# [Collected data]
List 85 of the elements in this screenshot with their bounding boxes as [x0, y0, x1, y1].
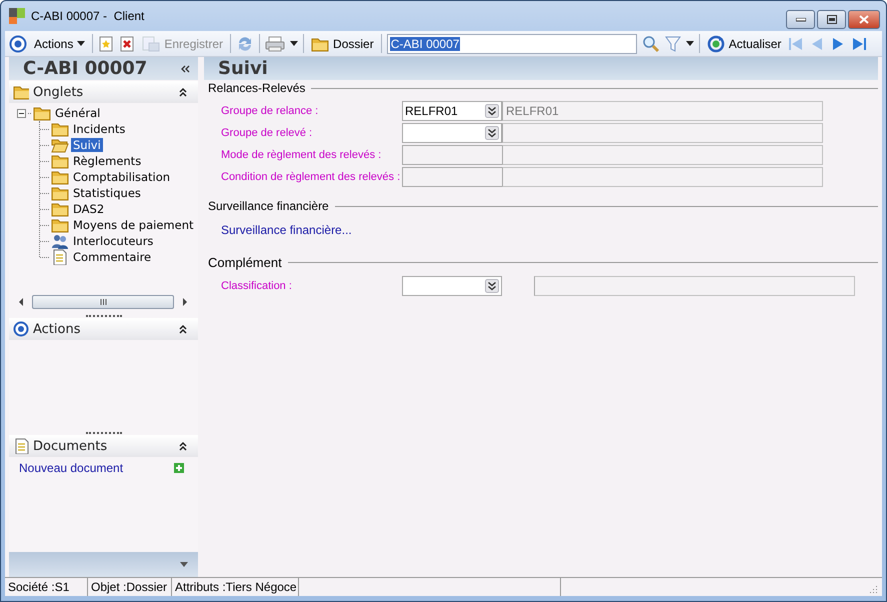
toolbar-button[interactable]: Dossier — [309, 34, 376, 52]
delete-icon[interactable] — [119, 36, 136, 52]
close-icon[interactable] — [859, 15, 869, 24]
minimize-button[interactable] — [786, 10, 815, 29]
collapse-icon[interactable] — [180, 64, 190, 74]
collapse-icon[interactable] — [178, 86, 188, 98]
tree-item[interactable]: Général — [53, 106, 102, 120]
scrollbar-thumb[interactable] — [32, 295, 174, 309]
group-title: Complément — [208, 255, 282, 270]
refresh-icon — [706, 34, 725, 52]
scroll-left-icon[interactable] — [18, 298, 24, 306]
folder-icon — [51, 201, 69, 217]
collapse-icon[interactable] — [17, 108, 26, 118]
tree-item[interactable]: Statistiques — [71, 186, 143, 200]
surveillance-link[interactable]: Surveillance financière... — [221, 219, 878, 239]
target-icon — [13, 321, 29, 337]
new-document-icon[interactable] — [98, 36, 114, 52]
dropdown-arrow-icon — [77, 41, 86, 46]
tree-item[interactable]: DAS2 — [71, 202, 106, 216]
status-cell: Objet :Dossier — [88, 578, 172, 596]
last-record-icon[interactable] — [851, 36, 868, 52]
field-label: Condition de règlement des relevés : — [221, 171, 402, 183]
folder-icon — [51, 217, 69, 233]
group-title: Surveillance financière — [208, 199, 329, 213]
people-icon — [51, 233, 69, 249]
tree-item[interactable]: Règlements — [71, 154, 144, 168]
collapse-icon[interactable] — [178, 440, 188, 452]
tree-item[interactable]: Suivi — [71, 138, 103, 152]
grip-icon — [100, 299, 106, 305]
folder-icon — [51, 169, 69, 185]
resize-grip-icon[interactable] — [868, 584, 878, 594]
document-icon — [51, 249, 69, 265]
close-button[interactable] — [848, 10, 880, 29]
section-header[interactable]: Onglets — [9, 81, 198, 103]
section-header[interactable]: Actions — [9, 318, 198, 340]
folder-icon — [51, 185, 69, 201]
maximize-icon[interactable] — [826, 15, 836, 24]
combo-box[interactable]: RELFR01 — [402, 101, 502, 121]
collapse-icon[interactable] — [178, 323, 188, 335]
document-icon — [13, 438, 29, 454]
folder-icon — [33, 105, 51, 121]
folder-icon — [51, 153, 69, 169]
maximize-button[interactable] — [817, 10, 846, 29]
add-icon[interactable] — [174, 463, 184, 473]
field-label: Classification : — [221, 280, 293, 292]
search-field[interactable]: C-ABI 00007 — [386, 34, 637, 54]
app-icon — [9, 8, 25, 24]
description-field: RELFR01 — [502, 101, 823, 121]
new-document-link[interactable]: Nouveau document — [19, 461, 124, 475]
folder-icon — [13, 84, 29, 100]
field-label: Mode de règlement des relevés : — [221, 149, 382, 161]
save-icon — [142, 36, 160, 52]
folder-icon — [311, 36, 330, 52]
scroll-right-icon[interactable] — [182, 298, 188, 306]
chevron-down-icon[interactable] — [485, 104, 499, 118]
field-label: Groupe de relance : — [221, 105, 320, 117]
dropdown-arrow-icon[interactable] — [290, 41, 298, 46]
tree-item[interactable]: Incidents — [71, 122, 128, 136]
window-title: C-ABI 00007 - Client — [31, 9, 144, 23]
section-title: Documents — [33, 438, 108, 454]
tree-item[interactable]: Comptabilisation — [71, 170, 172, 184]
dropdown-arrow-icon[interactable] — [686, 41, 694, 46]
tree-item[interactable]: Commentaire — [71, 250, 154, 264]
section-title: Actions — [33, 322, 80, 336]
printer-icon[interactable] — [265, 36, 286, 52]
open-folder-icon — [51, 137, 69, 153]
section-title: Onglets — [33, 84, 84, 100]
field-label: Groupe de relevé : — [221, 127, 314, 139]
tree-item[interactable]: Interlocuteurs — [71, 234, 156, 248]
status-cell: Attributs :Tiers Négoce — [172, 578, 299, 596]
status-cell: Société :S1 — [5, 578, 88, 596]
filter-icon[interactable] — [664, 34, 681, 52]
folder-icon — [51, 121, 69, 137]
minimize-icon[interactable] — [796, 18, 806, 22]
search-icon[interactable] — [642, 34, 660, 52]
page-title: Suivi — [218, 58, 268, 79]
section-header[interactable]: Documents — [9, 435, 198, 457]
actions-menu[interactable]: Actions — [32, 36, 88, 52]
target-icon[interactable] — [9, 34, 27, 52]
tree-item[interactable]: Moyens de paiement — [71, 218, 196, 232]
group-title: Relances-Relevés — [208, 81, 306, 95]
toolbar-button[interactable]: Actualiser — [704, 34, 784, 54]
record-title: C-ABI 00007 — [23, 58, 148, 79]
chevron-down-icon[interactable] — [485, 126, 499, 140]
chevron-down-icon[interactable] — [485, 279, 499, 293]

# [TASK DESCRIPTION]
Render the lines of the listing between the line holding "toolbar-button[interactable]: Dossier —" and the line holding "folder-icon — [51, 169, 69, 185]", inclusive, as a numbered list with blank lines omitted.

# [ANSWER TO THIS EXERCISE]
1. toolbar-button[interactable]: Dossier — [309, 34, 376, 52]
2. delete-icon[interactable] — [119, 36, 136, 52]
3. close-icon[interactable] — [859, 15, 869, 24]
4. minimize-button[interactable] — [786, 10, 815, 29]
5. collapse-icon[interactable] — [180, 64, 190, 74]
6. collapse-icon[interactable] — [178, 86, 188, 98]
7. tree-item[interactable]: Général — [53, 106, 102, 120]
8. scrollbar-thumb[interactable] — [32, 295, 174, 309]
9. group-title: Complément — [208, 255, 282, 270]
10. refresh-icon — [706, 34, 725, 52]
11. scroll-left-icon[interactable] — [18, 298, 24, 306]
12. folder-icon — [51, 201, 69, 217]
13. collapse-icon[interactable] — [17, 108, 26, 118]
14. tree-item[interactable]: Statistiques — [71, 186, 143, 200]
15. surveillance-link[interactable]: Surveillance financière... — [221, 219, 878, 239]
16. target-icon — [13, 321, 29, 337]
17. new-document-icon[interactable] — [98, 36, 114, 52]
18. dropdown-arrow-icon — [77, 41, 86, 46]
19. tree-item[interactable]: DAS2 — [71, 202, 106, 216]
20. status-cell: Objet :Dossier — [88, 578, 172, 596]
21. last-record-icon[interactable] — [851, 36, 868, 52]
22. field-label: Condition de règlement des relevés : — [221, 171, 402, 183]
23. folder-icon — [51, 217, 69, 233]
24. group-title: Surveillance financière — [208, 199, 329, 213]
25. people-icon — [51, 233, 69, 249]
26. tree-item[interactable]: Règlements — [71, 154, 144, 168]
27. collapse-icon[interactable] — [178, 440, 188, 452]
28. tree-item[interactable]: Suivi — [71, 138, 103, 152]
29. grip-icon — [100, 299, 106, 305]
30. folder-icon — [51, 169, 69, 185]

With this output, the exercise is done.